§ WHAT YOU NEED TO DO
Below are the records; collect from them each line containing the string "that".

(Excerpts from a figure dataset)
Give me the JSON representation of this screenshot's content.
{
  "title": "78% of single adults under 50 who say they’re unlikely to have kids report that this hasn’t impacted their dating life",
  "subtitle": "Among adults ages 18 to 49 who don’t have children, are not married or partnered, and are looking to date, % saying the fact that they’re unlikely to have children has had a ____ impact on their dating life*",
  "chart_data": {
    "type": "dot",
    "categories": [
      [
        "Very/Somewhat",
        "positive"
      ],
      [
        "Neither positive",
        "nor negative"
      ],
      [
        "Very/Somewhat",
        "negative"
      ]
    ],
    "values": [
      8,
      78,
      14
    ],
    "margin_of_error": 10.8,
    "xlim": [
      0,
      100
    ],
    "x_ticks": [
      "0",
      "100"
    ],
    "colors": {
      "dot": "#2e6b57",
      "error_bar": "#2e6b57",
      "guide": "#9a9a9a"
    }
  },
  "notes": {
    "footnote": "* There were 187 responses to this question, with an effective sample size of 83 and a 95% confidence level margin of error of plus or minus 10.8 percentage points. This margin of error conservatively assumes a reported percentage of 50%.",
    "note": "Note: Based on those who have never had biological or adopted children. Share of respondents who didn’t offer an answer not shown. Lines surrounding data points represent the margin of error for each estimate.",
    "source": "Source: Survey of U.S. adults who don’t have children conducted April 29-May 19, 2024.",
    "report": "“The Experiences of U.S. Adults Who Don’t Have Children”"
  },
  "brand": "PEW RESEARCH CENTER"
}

§ RESULT OF THE EXERCISE
  "title": "78% of single adults under 50 who say they’re unlikely to have kids report that this hasn’t impacted their dating life",
  "subtitle": "Among adults ages 18 to 49 who don’t have children, are not married or partnered, and are looking to date, % saying the fact that they’re unlikely to have children has had a ____ impact on their dating life*",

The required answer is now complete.